Locate all lines in the data below that hold "пуковой" and show them.

• [PROVIDED DATA]:
┄┄┄┄┄┄┄┄┄┄┄┄┄┄┄┄┄┄┄┄

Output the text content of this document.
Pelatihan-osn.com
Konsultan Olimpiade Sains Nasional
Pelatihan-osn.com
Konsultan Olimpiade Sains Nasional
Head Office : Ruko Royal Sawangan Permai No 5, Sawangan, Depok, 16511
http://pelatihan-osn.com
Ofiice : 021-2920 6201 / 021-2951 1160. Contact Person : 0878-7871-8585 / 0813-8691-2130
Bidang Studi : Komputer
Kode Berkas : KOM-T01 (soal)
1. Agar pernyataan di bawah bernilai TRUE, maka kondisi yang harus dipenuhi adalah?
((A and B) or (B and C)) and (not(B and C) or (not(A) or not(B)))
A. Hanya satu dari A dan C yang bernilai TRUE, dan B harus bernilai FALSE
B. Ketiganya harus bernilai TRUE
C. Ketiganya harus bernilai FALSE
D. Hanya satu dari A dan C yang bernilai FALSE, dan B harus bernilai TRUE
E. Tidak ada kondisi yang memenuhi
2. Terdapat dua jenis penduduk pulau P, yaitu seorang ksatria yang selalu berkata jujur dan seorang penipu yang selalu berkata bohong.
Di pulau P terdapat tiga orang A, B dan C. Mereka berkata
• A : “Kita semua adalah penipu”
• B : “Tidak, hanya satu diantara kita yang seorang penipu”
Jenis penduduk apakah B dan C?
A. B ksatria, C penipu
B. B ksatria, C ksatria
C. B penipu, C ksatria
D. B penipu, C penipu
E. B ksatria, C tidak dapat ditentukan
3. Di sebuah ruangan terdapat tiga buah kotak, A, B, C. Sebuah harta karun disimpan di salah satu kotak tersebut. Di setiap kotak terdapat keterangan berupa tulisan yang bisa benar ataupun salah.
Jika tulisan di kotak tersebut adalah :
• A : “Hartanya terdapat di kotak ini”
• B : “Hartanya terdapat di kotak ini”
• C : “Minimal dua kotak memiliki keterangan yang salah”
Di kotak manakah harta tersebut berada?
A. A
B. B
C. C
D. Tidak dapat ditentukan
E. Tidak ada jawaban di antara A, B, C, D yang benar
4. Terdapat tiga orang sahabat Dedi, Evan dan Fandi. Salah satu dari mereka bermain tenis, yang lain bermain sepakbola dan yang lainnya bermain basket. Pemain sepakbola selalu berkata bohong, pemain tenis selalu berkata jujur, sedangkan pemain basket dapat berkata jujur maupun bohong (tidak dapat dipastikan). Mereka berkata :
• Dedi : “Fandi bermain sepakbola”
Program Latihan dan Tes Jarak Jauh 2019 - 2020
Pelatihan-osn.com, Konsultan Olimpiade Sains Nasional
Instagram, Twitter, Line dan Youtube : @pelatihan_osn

┄┄┄┄┄┄┄┄┄┄┄┄┄┄┄┄┄┄┄┄

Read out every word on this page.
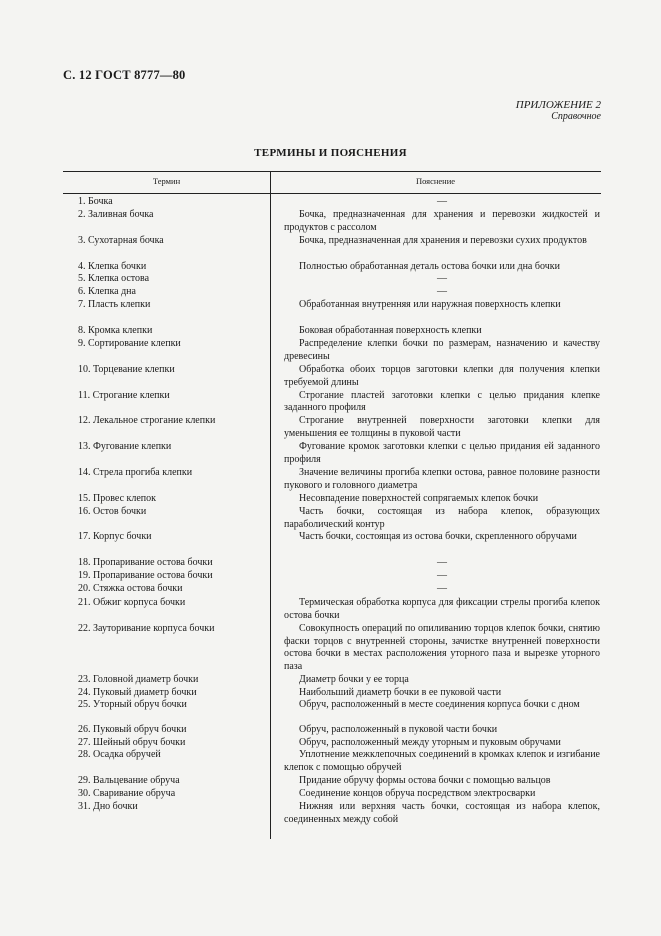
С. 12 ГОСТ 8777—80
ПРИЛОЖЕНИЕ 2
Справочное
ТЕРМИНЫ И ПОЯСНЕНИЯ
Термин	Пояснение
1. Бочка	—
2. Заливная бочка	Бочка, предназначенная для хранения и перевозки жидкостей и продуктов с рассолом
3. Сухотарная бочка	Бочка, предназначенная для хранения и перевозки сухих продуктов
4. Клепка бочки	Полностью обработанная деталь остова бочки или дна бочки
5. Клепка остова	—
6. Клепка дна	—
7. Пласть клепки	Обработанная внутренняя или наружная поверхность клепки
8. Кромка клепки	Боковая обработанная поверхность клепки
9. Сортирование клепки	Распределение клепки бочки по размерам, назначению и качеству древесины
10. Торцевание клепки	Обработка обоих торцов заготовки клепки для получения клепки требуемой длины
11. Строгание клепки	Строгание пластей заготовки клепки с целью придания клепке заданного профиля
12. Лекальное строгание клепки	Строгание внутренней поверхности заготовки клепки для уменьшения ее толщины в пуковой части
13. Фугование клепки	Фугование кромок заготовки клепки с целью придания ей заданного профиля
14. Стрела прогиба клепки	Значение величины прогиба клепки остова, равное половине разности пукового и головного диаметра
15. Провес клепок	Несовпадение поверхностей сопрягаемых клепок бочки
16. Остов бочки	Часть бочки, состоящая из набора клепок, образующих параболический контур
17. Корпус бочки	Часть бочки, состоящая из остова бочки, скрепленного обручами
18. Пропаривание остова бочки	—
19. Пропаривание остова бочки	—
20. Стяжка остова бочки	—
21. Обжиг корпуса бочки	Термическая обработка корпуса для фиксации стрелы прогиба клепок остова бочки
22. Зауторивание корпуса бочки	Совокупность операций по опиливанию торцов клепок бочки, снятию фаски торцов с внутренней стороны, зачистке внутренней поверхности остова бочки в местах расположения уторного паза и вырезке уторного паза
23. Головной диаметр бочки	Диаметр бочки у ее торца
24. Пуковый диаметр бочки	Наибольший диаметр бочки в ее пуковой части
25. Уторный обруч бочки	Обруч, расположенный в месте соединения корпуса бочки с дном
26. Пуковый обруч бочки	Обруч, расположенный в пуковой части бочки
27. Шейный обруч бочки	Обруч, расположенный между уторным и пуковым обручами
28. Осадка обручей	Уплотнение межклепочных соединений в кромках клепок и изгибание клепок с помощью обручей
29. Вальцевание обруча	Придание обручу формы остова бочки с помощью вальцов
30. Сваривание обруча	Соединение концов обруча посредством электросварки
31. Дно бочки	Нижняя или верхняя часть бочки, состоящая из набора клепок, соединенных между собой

┄┄┄┄┄┄┄┄┄┄┄┄┄┄┄┄┄┄┄┄

• [TASK SOLUTION]:
12. Лекальное строгание клепки	Строгание внутренней поверхности заготовки клепки для уменьшения ее толщины в пуковой части
24. Пуковый диаметр бочки	Наибольший диаметр бочки в ее пуковой части
26. Пуковый обруч бочки	Обруч, расположенный в пуковой части бочки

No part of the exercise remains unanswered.